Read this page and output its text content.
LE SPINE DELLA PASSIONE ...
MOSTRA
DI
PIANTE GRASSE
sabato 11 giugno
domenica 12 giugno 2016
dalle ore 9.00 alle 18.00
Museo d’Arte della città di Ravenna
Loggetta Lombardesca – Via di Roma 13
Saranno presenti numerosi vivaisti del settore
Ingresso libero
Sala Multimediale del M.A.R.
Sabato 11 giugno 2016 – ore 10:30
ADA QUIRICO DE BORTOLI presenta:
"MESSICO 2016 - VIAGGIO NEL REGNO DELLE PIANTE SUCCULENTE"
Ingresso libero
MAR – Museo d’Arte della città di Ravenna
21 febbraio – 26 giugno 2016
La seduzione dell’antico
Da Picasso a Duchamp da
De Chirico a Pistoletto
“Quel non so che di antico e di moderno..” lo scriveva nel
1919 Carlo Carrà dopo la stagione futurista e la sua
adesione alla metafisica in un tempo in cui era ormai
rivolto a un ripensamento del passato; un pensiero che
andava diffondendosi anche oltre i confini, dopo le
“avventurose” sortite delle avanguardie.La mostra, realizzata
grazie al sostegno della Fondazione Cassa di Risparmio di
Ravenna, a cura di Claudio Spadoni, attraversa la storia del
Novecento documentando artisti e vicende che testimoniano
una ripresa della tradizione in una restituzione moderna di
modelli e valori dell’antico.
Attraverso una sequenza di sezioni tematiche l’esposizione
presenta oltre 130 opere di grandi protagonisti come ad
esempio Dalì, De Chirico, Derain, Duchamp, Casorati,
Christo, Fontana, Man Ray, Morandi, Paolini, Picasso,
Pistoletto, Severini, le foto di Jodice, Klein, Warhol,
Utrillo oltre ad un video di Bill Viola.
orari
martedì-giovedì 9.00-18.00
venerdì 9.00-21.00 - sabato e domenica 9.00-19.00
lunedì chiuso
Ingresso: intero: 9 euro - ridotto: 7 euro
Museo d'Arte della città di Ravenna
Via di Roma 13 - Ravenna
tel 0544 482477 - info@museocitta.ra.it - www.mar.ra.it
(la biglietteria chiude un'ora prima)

■ ■ ■ ■ ■

Your task is to reproduce the whole listing exactly.

Read this page and output its text content.
LE SPINE DELLA PASSIONE ...
MOSTRA
DI
PIANTE GRASSE
sabato 11 giugno
domenica 12 giugno 2016
dalle ore 9.00 alle 18.00
Museo d’Arte della città di Ravenna
Loggetta Lombardesca – Via di Roma 13
Saranno presenti numerosi vivaisti del settore
Ingresso libero
Sala Multimediale del M.A.R.
Sabato 11 giugno 2016 – ore 10:30
ADA QUIRICO DE BORTOLI presenta:
"MESSICO 2016 - VIAGGIO NEL REGNO DELLE PIANTE SUCCULENTE"
Ingresso libero
MAR – Museo d’Arte della città di Ravenna
21 febbraio – 26 giugno 2016
La seduzione dell’antico
Da Picasso a Duchamp da
De Chirico a Pistoletto
“Quel non so che di antico e di moderno..” lo scriveva nel
1919 Carlo Carrà dopo la stagione futurista e la sua
adesione alla metafisica in un tempo in cui era ormai
rivolto a un ripensamento del passato; un pensiero che
andava diffondendosi anche oltre i confini, dopo le
“avventurose” sortite delle avanguardie.La mostra, realizzata
grazie al sostegno della Fondazione Cassa di Risparmio di
Ravenna, a cura di Claudio Spadoni, attraversa la storia del
Novecento documentando artisti e vicende che testimoniano
una ripresa della tradizione in una restituzione moderna di
modelli e valori dell’antico.
Attraverso una sequenza di sezioni tematiche l’esposizione
presenta oltre 130 opere di grandi protagonisti come ad
esempio Dalì, De Chirico, Derain, Duchamp, Casorati,
Christo, Fontana, Man Ray, Morandi, Paolini, Picasso,
Pistoletto, Severini, le foto di Jodice, Klein, Warhol,
Utrillo oltre ad un video di Bill Viola.
orari
martedì-giovedì 9.00-18.00
venerdì 9.00-21.00 - sabato e domenica 9.00-19.00
lunedì chiuso
Ingresso: intero: 9 euro - ridotto: 7 euro
Museo d'Arte della città di Ravenna
Via di Roma 13 - Ravenna
tel 0544 482477 - info@museocitta.ra.it - www.mar.ra.it
(la biglietteria chiude un'ora prima)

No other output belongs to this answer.